■ What you will do
Extract each line of the material that follows exactly and omit its pictures.

■ Provided material
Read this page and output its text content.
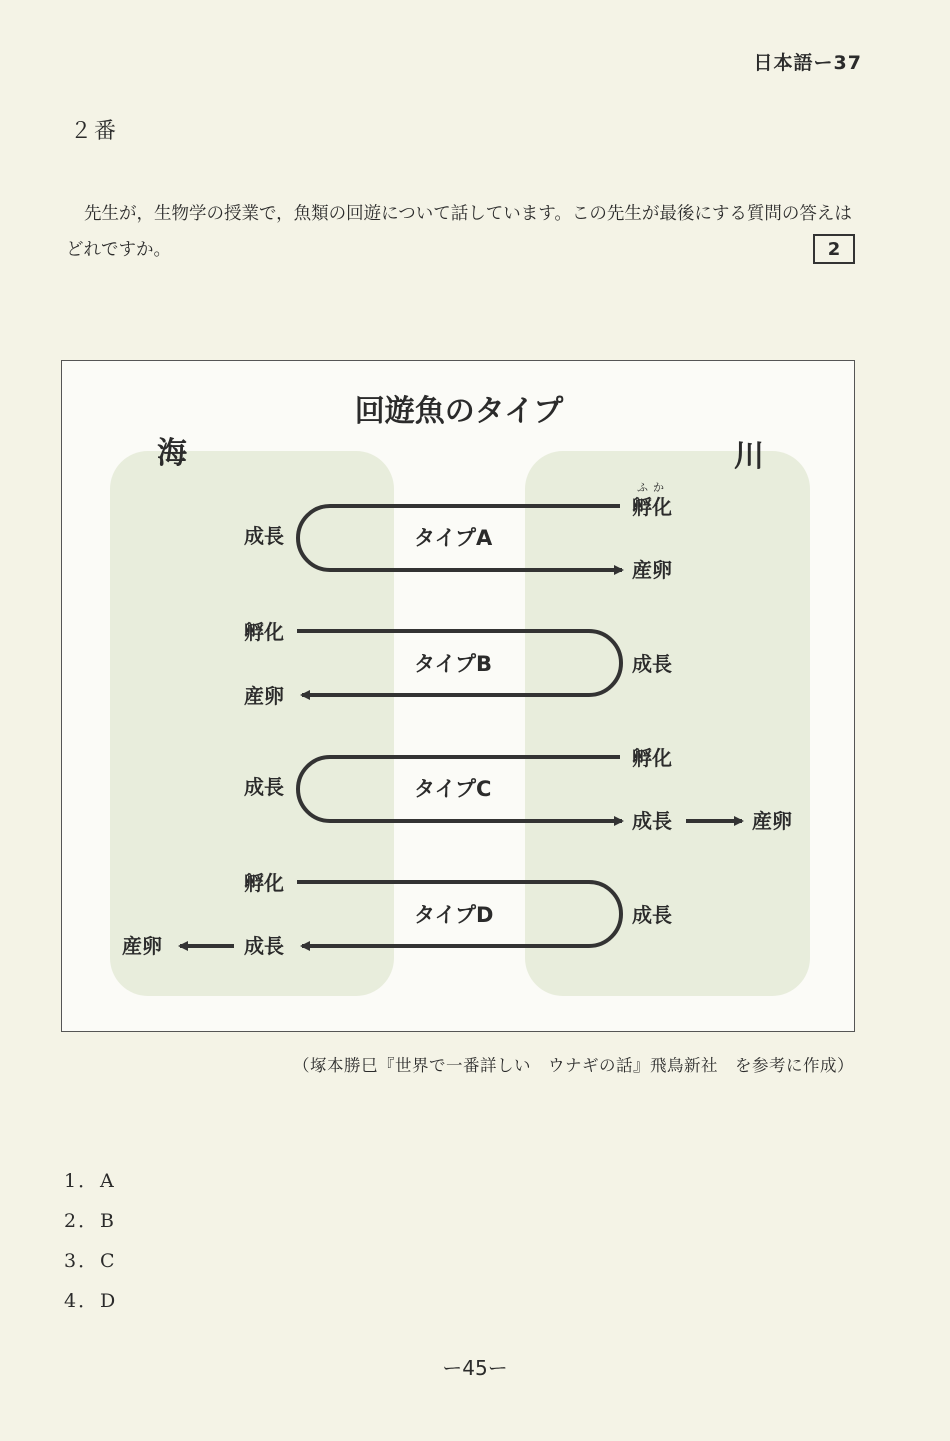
日本語ー37
２番
先生が，生物学の授業で，魚類の回遊について話しています。この先生が最後にする質問の答えはどれですか。	2
回遊魚のタイプ
海	川
ふか
孵化
成長	タイプA
産卵
孵化
成長
タイプB
産卵
孵化
成長	タイプC
成長	産卵
孵化
成長
タイプD
成長
産卵
（塚本勝巳『世界で一番詳しい　ウナギの話』飛鳥新社　を参考に作成）
1．A
2．B
3．C
4．D
ー45ー
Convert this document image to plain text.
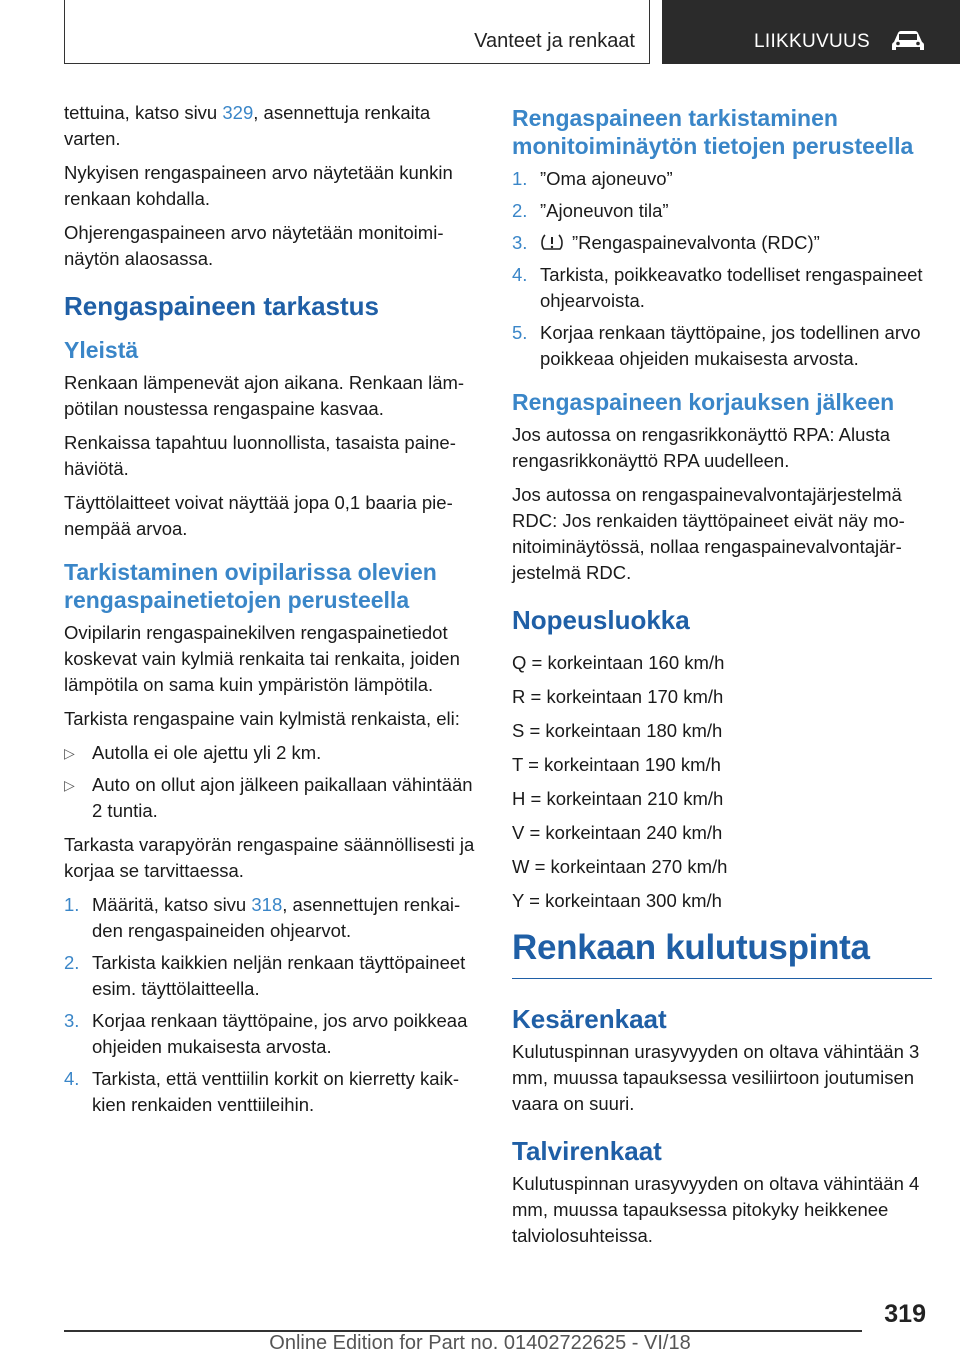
Vanteet ja renkaat	LIIKKUVUUS

tettuina, katso sivu 329, asennettuja renkaita varten.

Nykyisen rengaspaineen arvo näytetään kunkin renkaan kohdalla.

Ohjerengaspaineen arvo näytetään monitoiminäytön alaosassa.

Rengaspaineen tarkastus
Yleistä

Renkaan lämpenevät ajon aikana. Renkaan lämpötilan noustessa rengaspaine kasvaa.

Renkaissa tapahtuu luonnollista, tasaista painehäviötä.

Täyttölaitteet voivat näyttää jopa 0,1 baaria pienempää arvoa.

Tarkistaminen ovipilarissa olevien rengaspainetietojen perusteella

Ovipilarin rengaspainekilven rengaspainetiedot koskevat vain kylmiä renkaita tai renkaita, joiden lämpötila on sama kuin ympäristön lämpötila.

Tarkista rengaspaine vain kylmistä renkaista, eli:

▷ Autolla ei ole ajettu yli 2 km.
▷ Auto on ollut ajon jälkeen paikallaan vähintään 2 tuntia.

Tarkasta varapyörän rengaspaine säännöllisesti ja korjaa se tarvittaessa.

1. Määritä, katso sivu 318, asennettujen renkaiden rengaspaineiden ohjearvot.
2. Tarkista kaikkien neljän renkaan täyttöpaineet esim. täyttölaitteella.
3. Korjaa renkaan täyttöpaine, jos arvo poikkeaa ohjeiden mukaisesta arvosta.
4. Tarkista, että venttiilin korkit on kierretty kaikkien renkaiden venttiileihin.
Rengaspaineen tarkistaminen monitoiminäytön tietojen perusteella
1. ”Oma ajoneuvo”
2. ”Ajoneuvon tila”
3.	”Rengaspainevalvonta (RDC)”
4. Tarkista, poikkeavatko todelliset rengaspaineet ohjearvoista.
5. Korjaa renkaan täyttöpaine, jos todellinen arvo poikkeaa ohjeiden mukaisesta arvosta.
Rengaspaineen korjauksen jälkeen

Jos autossa on rengasrikkonäyttö RPA: Alusta rengasrikkonäyttö RPA uudelleen.

Jos autossa on rengaspainevalvontajärjestelmä RDC: Jos renkaiden täyttöpaineet eivät näy monitoiminäytössä, nollaa rengaspainevalvontajärjestelmä RDC.

Nopeusluokka

Q = korkeintaan 160 km/h

R = korkeintaan 170 km/h

S = korkeintaan 180 km/h

T = korkeintaan 190 km/h

H = korkeintaan 210 km/h

V = korkeintaan 240 km/h

W = korkeintaan 270 km/h

Y = korkeintaan 300 km/h

Renkaan kulutuspinta
Kesärenkaat

Kulutuspinnan urasyvyyden on oltava vähintään 3 mm, muussa tapauksessa vesiliirtoon joutumisen vaara on suuri.

Talvirenkaat

Kulutuspinnan urasyvyyden on oltava vähintään 4 mm, muussa tapauksessa pitokyky heikkenee talviolosuhteissa.

319
Online Edition for Part no. 01402722625 - VI/18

■ Correct answer
Read this page and output its text content.
日本語ー37
２番
先生が，生物学の授業で，魚類の回遊について話しています。この先生が最後にする質問の答えはどれですか。	2
回遊魚のタイプ
海	川
ふか
孵化
成長	タイプA
産卵
孵化
成長
タイプB
産卵
孵化
成長	タイプC
成長	産卵
孵化
成長
タイプD
成長
産卵
（塚本勝巳『世界で一番詳しい　ウナギの話』飛鳥新社　を参考に作成）
1．A
2．B
3．C
4．D
ー45ー
Convert this document image to plain text.
Vanteet ja renkaat	LIIKKUVUUS

tettuina, katso sivu 329, asennettuja renkaita varten.

Nykyisen rengaspaineen arvo näytetään kunkin renkaan kohdalla.

Ohjerengaspaineen arvo näytetään monitoiminäytön alaosassa.

Rengaspaineen tarkastus
Yleistä

Renkaan lämpenevät ajon aikana. Renkaan lämpötilan noustessa rengaspaine kasvaa.

Renkaissa tapahtuu luonnollista, tasaista painehäviötä.

Täyttölaitteet voivat näyttää jopa 0,1 baaria pienempää arvoa.

Tarkistaminen ovipilarissa olevien rengaspainetietojen perusteella

Ovipilarin rengaspainekilven rengaspainetiedot koskevat vain kylmiä renkaita tai renkaita, joiden lämpötila on sama kuin ympäristön lämpötila.

Tarkista rengaspaine vain kylmistä renkaista, eli:

▷ Autolla ei ole ajettu yli 2 km.
▷ Auto on ollut ajon jälkeen paikallaan vähintään 2 tuntia.

Tarkasta varapyörän rengaspaine säännöllisesti ja korjaa se tarvittaessa.

1. Määritä, katso sivu 318, asennettujen renkaiden rengaspaineiden ohjearvot.
2. Tarkista kaikkien neljän renkaan täyttöpaineet esim. täyttölaitteella.
3. Korjaa renkaan täyttöpaine, jos arvo poikkeaa ohjeiden mukaisesta arvosta.
4. Tarkista, että venttiilin korkit on kierretty kaikkien renkaiden venttiileihin.
Rengaspaineen tarkistaminen monitoiminäytön tietojen perusteella
1. ”Oma ajoneuvo”
2. ”Ajoneuvon tila”
3.	”Rengaspainevalvonta (RDC)”
4. Tarkista, poikkeavatko todelliset rengaspaineet ohjearvoista.
5. Korjaa renkaan täyttöpaine, jos todellinen arvo poikkeaa ohjeiden mukaisesta arvosta.
Rengaspaineen korjauksen jälkeen

Jos autossa on rengasrikkonäyttö RPA: Alusta rengasrikkonäyttö RPA uudelleen.

Jos autossa on rengaspainevalvontajärjestelmä RDC: Jos renkaiden täyttöpaineet eivät näy monitoiminäytössä, nollaa rengaspainevalvontajärjestelmä RDC.

Nopeusluokka

Q = korkeintaan 160 km/h

R = korkeintaan 170 km/h

S = korkeintaan 180 km/h

T = korkeintaan 190 km/h

H = korkeintaan 210 km/h

V = korkeintaan 240 km/h

W = korkeintaan 270 km/h

Y = korkeintaan 300 km/h

Renkaan kulutuspinta
Kesärenkaat

Kulutuspinnan urasyvyyden on oltava vähintään 3 mm, muussa tapauksessa vesiliirtoon joutumisen vaara on suuri.

Talvirenkaat

Kulutuspinnan urasyvyyden on oltava vähintään 4 mm, muussa tapauksessa pitokyky heikkenee talviolosuhteissa.

319
Online Edition for Part no. 01402722625 - VI/18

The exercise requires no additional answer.